> _GIVEN PROBLEM_
How many lines in the listing below include the word "blur"? Reply with the count alone.

(Collection entries)
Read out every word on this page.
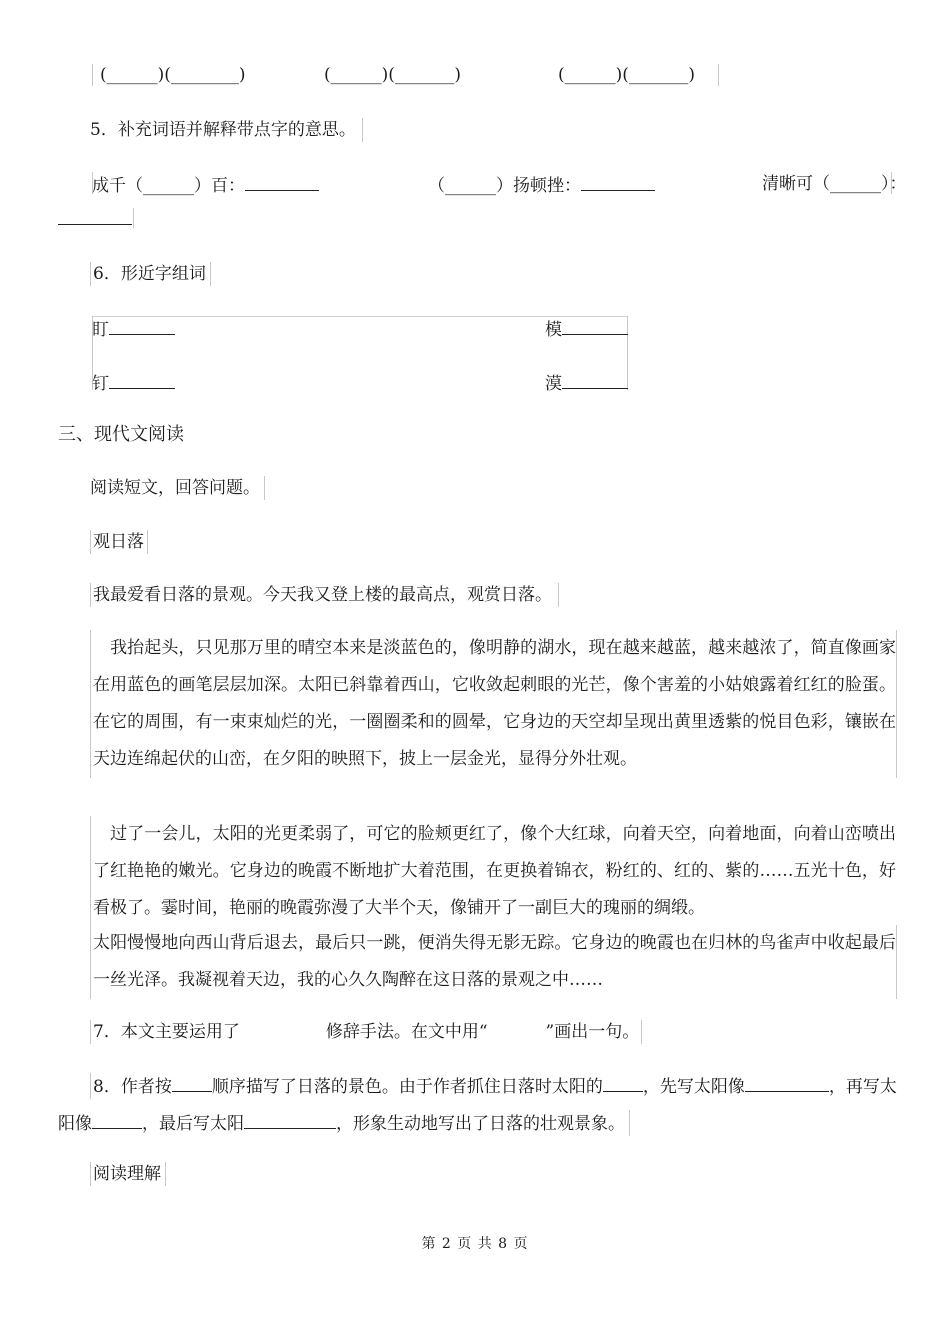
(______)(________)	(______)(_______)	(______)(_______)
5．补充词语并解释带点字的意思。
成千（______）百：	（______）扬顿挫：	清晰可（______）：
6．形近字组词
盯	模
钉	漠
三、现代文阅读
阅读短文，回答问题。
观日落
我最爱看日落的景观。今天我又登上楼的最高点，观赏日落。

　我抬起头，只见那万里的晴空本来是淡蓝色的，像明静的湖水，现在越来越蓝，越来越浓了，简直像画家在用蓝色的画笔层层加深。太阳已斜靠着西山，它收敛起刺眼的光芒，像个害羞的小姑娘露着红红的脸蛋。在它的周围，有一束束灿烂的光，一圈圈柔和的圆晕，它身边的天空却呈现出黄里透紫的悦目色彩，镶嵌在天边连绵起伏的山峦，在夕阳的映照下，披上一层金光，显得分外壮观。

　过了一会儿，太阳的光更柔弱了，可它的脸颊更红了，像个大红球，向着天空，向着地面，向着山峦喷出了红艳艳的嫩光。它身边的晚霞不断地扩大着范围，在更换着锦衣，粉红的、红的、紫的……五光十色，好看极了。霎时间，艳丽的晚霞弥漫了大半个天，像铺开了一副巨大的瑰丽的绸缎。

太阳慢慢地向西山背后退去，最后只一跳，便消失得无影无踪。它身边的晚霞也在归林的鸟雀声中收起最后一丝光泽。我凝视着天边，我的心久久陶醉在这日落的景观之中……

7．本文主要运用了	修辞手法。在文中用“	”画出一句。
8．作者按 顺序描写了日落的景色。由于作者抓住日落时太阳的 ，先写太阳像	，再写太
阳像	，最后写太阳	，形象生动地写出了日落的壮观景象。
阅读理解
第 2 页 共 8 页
* * *
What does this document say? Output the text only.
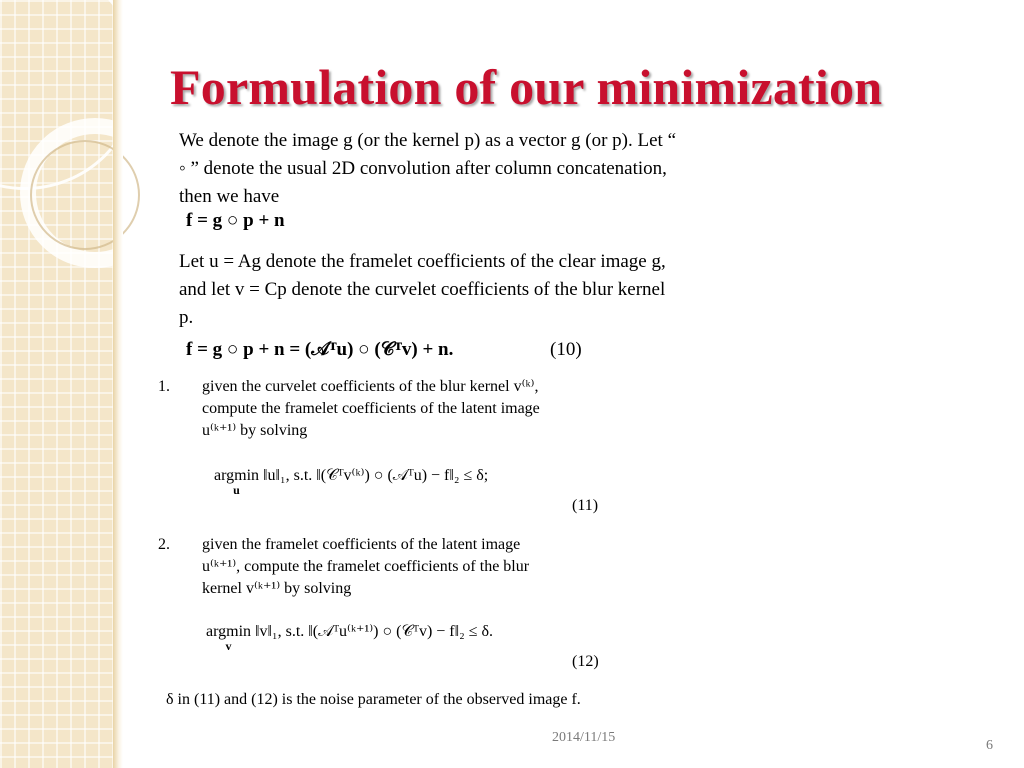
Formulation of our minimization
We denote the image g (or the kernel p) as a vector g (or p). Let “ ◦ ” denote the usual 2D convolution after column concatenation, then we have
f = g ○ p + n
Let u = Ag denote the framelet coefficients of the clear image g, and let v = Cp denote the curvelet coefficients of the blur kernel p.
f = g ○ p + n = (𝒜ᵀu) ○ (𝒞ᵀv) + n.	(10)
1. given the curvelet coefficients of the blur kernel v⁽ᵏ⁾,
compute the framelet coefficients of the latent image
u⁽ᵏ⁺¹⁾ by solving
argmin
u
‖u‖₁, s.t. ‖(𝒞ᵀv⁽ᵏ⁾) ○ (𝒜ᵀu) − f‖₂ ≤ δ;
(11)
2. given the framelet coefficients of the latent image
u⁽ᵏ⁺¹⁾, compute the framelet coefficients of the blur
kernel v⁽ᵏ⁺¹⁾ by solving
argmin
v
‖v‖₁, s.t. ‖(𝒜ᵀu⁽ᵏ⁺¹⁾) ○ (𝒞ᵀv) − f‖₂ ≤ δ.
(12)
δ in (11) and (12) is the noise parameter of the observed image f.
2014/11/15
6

> _WRITTEN SOLUTION_
3